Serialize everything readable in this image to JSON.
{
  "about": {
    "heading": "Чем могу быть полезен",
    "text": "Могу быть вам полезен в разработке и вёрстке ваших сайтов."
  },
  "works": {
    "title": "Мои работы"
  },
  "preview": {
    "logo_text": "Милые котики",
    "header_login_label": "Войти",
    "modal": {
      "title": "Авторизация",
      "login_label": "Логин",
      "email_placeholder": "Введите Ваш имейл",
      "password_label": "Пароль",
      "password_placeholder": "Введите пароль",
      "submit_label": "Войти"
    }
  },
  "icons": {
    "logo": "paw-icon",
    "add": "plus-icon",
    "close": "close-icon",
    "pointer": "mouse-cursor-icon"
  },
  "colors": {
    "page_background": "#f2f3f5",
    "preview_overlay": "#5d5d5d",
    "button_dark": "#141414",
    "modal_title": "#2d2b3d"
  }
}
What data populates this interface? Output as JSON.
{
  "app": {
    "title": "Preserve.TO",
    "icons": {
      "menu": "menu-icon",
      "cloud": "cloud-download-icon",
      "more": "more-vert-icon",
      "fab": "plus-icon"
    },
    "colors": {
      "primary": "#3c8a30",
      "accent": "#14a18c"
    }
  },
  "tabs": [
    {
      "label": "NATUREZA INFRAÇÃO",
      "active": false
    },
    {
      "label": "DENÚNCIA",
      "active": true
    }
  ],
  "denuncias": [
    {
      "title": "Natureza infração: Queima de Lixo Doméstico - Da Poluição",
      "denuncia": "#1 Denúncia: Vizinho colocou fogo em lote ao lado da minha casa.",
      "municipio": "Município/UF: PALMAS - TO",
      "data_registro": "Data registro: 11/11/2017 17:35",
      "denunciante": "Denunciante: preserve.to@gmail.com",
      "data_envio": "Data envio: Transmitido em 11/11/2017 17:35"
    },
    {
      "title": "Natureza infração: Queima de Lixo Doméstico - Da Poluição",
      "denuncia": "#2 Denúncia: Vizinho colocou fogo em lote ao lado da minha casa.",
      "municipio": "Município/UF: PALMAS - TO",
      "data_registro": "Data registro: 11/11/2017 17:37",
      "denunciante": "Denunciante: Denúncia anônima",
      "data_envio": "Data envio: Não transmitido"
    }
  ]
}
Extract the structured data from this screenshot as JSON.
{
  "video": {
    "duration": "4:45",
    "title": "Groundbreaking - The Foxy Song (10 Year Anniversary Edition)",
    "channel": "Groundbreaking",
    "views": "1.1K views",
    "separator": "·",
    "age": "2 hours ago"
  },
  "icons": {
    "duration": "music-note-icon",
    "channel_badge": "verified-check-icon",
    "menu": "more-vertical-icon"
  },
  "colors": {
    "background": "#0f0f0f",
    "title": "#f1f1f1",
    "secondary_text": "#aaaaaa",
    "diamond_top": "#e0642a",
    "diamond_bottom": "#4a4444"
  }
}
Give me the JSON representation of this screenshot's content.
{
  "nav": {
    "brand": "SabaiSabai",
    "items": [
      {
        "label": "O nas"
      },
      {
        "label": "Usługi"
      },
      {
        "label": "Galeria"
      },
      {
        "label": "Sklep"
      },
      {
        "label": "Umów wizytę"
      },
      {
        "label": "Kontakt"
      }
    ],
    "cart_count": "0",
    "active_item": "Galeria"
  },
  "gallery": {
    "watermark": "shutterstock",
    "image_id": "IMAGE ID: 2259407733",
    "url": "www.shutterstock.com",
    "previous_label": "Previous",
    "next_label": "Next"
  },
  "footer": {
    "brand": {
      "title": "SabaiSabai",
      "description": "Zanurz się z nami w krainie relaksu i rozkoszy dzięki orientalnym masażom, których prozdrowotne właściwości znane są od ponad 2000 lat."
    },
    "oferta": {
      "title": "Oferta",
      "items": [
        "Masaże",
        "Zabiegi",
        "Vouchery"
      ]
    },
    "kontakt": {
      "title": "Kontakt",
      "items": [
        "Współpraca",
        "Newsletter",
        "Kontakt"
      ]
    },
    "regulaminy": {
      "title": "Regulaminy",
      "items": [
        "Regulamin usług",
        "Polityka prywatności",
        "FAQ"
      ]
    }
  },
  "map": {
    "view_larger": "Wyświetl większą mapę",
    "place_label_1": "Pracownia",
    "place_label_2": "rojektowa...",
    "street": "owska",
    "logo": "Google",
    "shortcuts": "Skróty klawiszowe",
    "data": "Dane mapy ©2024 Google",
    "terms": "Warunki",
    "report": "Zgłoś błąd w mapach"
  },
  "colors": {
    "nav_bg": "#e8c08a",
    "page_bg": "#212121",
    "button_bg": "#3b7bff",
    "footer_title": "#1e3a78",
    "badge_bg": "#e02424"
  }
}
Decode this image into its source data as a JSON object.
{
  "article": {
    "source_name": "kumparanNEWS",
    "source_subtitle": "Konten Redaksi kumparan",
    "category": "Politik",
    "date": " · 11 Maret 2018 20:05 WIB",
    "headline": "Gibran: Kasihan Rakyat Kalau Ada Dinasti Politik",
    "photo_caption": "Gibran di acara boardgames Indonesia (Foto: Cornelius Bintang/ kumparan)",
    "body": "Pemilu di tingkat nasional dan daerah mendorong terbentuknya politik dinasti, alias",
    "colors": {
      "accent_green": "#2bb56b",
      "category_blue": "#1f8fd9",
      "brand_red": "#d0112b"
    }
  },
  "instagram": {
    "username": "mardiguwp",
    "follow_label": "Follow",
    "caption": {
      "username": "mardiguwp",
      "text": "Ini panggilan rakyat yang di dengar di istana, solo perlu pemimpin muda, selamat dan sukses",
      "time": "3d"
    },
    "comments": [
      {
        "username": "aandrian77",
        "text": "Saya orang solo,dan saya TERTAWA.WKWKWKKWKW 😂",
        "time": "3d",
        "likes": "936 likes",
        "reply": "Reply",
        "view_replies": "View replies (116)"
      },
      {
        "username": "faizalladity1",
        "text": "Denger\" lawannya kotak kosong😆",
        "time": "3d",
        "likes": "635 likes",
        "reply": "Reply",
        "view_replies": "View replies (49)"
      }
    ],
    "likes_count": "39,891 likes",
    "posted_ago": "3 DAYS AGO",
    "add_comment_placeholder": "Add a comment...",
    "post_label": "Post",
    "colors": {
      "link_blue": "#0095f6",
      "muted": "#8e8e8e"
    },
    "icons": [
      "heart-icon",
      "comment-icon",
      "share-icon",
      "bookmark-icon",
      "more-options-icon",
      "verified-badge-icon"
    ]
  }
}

-- REQUIRED TASK --
Give the complete listing a second time, exactly as it reads.

-- FULL RESPONSE --
Serialize everything readable in this image to JSON.
{
  "about": {
    "heading": "Чем могу быть полезен",
    "text": "Могу быть вам полезен в разработке и вёрстке ваших сайтов."
  },
  "works": {
    "title": "Мои работы"
  },
  "preview": {
    "logo_text": "Милые котики",
    "header_login_label": "Войти",
    "modal": {
      "title": "Авторизация",
      "login_label": "Логин",
      "email_placeholder": "Введите Ваш имейл",
      "password_label": "Пароль",
      "password_placeholder": "Введите пароль",
      "submit_label": "Войти"
    }
  },
  "icons": {
    "logo": "paw-icon",
    "add": "plus-icon",
    "close": "close-icon",
    "pointer": "mouse-cursor-icon"
  },
  "colors": {
    "page_background": "#f2f3f5",
    "preview_overlay": "#5d5d5d",
    "button_dark": "#141414",
    "modal_title": "#2d2b3d"
  }
}
What data populates this interface? Output as JSON.
{
  "app": {
    "title": "Preserve.TO",
    "icons": {
      "menu": "menu-icon",
      "cloud": "cloud-download-icon",
      "more": "more-vert-icon",
      "fab": "plus-icon"
    },
    "colors": {
      "primary": "#3c8a30",
      "accent": "#14a18c"
    }
  },
  "tabs": [
    {
      "label": "NATUREZA INFRAÇÃO",
      "active": false
    },
    {
      "label": "DENÚNCIA",
      "active": true
    }
  ],
  "denuncias": [
    {
      "title": "Natureza infração: Queima de Lixo Doméstico - Da Poluição",
      "denuncia": "#1 Denúncia: Vizinho colocou fogo em lote ao lado da minha casa.",
      "municipio": "Município/UF: PALMAS - TO",
      "data_registro": "Data registro: 11/11/2017 17:35",
      "denunciante": "Denunciante: preserve.to@gmail.com",
      "data_envio": "Data envio: Transmitido em 11/11/2017 17:35"
    },
    {
      "title": "Natureza infração: Queima de Lixo Doméstico - Da Poluição",
      "denuncia": "#2 Denúncia: Vizinho colocou fogo em lote ao lado da minha casa.",
      "municipio": "Município/UF: PALMAS - TO",
      "data_registro": "Data registro: 11/11/2017 17:37",
      "denunciante": "Denunciante: Denúncia anônima",
      "data_envio": "Data envio: Não transmitido"
    }
  ]
}
Extract the structured data from this screenshot as JSON.
{
  "video": {
    "duration": "4:45",
    "title": "Groundbreaking - The Foxy Song (10 Year Anniversary Edition)",
    "channel": "Groundbreaking",
    "views": "1.1K views",
    "separator": "·",
    "age": "2 hours ago"
  },
  "icons": {
    "duration": "music-note-icon",
    "channel_badge": "verified-check-icon",
    "menu": "more-vertical-icon"
  },
  "colors": {
    "background": "#0f0f0f",
    "title": "#f1f1f1",
    "secondary_text": "#aaaaaa",
    "diamond_top": "#e0642a",
    "diamond_bottom": "#4a4444"
  }
}
Give me the JSON representation of this screenshot's content.
{
  "nav": {
    "brand": "SabaiSabai",
    "items": [
      {
        "label": "O nas"
      },
      {
        "label": "Usługi"
      },
      {
        "label": "Galeria"
      },
      {
        "label": "Sklep"
      },
      {
        "label": "Umów wizytę"
      },
      {
        "label": "Kontakt"
      }
    ],
    "cart_count": "0",
    "active_item": "Galeria"
  },
  "gallery": {
    "watermark": "shutterstock",
    "image_id": "IMAGE ID: 2259407733",
    "url": "www.shutterstock.com",
    "previous_label": "Previous",
    "next_label": "Next"
  },
  "footer": {
    "brand": {
      "title": "SabaiSabai",
      "description": "Zanurz się z nami w krainie relaksu i rozkoszy dzięki orientalnym masażom, których prozdrowotne właściwości znane są od ponad 2000 lat."
    },
    "oferta": {
      "title": "Oferta",
      "items": [
        "Masaże",
        "Zabiegi",
        "Vouchery"
      ]
    },
    "kontakt": {
      "title": "Kontakt",
      "items": [
        "Współpraca",
        "Newsletter",
        "Kontakt"
      ]
    },
    "regulaminy": {
      "title": "Regulaminy",
      "items": [
        "Regulamin usług",
        "Polityka prywatności",
        "FAQ"
      ]
    }
  },
  "map": {
    "view_larger": "Wyświetl większą mapę",
    "place_label_1": "Pracownia",
    "place_label_2": "rojektowa...",
    "street": "owska",
    "logo": "Google",
    "shortcuts": "Skróty klawiszowe",
    "data": "Dane mapy ©2024 Google",
    "terms": "Warunki",
    "report": "Zgłoś błąd w mapach"
  },
  "colors": {
    "nav_bg": "#e8c08a",
    "page_bg": "#212121",
    "button_bg": "#3b7bff",
    "footer_title": "#1e3a78",
    "badge_bg": "#e02424"
  }
}
Decode this image into its source data as a JSON object.
{
  "article": {
    "source_name": "kumparanNEWS",
    "source_subtitle": "Konten Redaksi kumparan",
    "category": "Politik",
    "date": " · 11 Maret 2018 20:05 WIB",
    "headline": "Gibran: Kasihan Rakyat Kalau Ada Dinasti Politik",
    "photo_caption": "Gibran di acara boardgames Indonesia (Foto: Cornelius Bintang/ kumparan)",
    "body": "Pemilu di tingkat nasional dan daerah mendorong terbentuknya politik dinasti, alias",
    "colors": {
      "accent_green": "#2bb56b",
      "category_blue": "#1f8fd9",
      "brand_red": "#d0112b"
    }
  },
  "instagram": {
    "username": "mardiguwp",
    "follow_label": "Follow",
    "caption": {
      "username": "mardiguwp",
      "text": "Ini panggilan rakyat yang di dengar di istana, solo perlu pemimpin muda, selamat dan sukses",
      "time": "3d"
    },
    "comments": [
      {
        "username": "aandrian77",
        "text": "Saya orang solo,dan saya TERTAWA.WKWKWKKWKW 😂",
        "time": "3d",
        "likes": "936 likes",
        "reply": "Reply",
        "view_replies": "View replies (116)"
      },
      {
        "username": "faizalladity1",
        "text": "Denger\" lawannya kotak kosong😆",
        "time": "3d",
        "likes": "635 likes",
        "reply": "Reply",
        "view_replies": "View replies (49)"
      }
    ],
    "likes_count": "39,891 likes",
    "posted_ago": "3 DAYS AGO",
    "add_comment_placeholder": "Add a comment...",
    "post_label": "Post",
    "colors": {
      "link_blue": "#0095f6",
      "muted": "#8e8e8e"
    },
    "icons": [
      "heart-icon",
      "comment-icon",
      "share-icon",
      "bookmark-icon",
      "more-options-icon",
      "verified-badge-icon"
    ]
  }
}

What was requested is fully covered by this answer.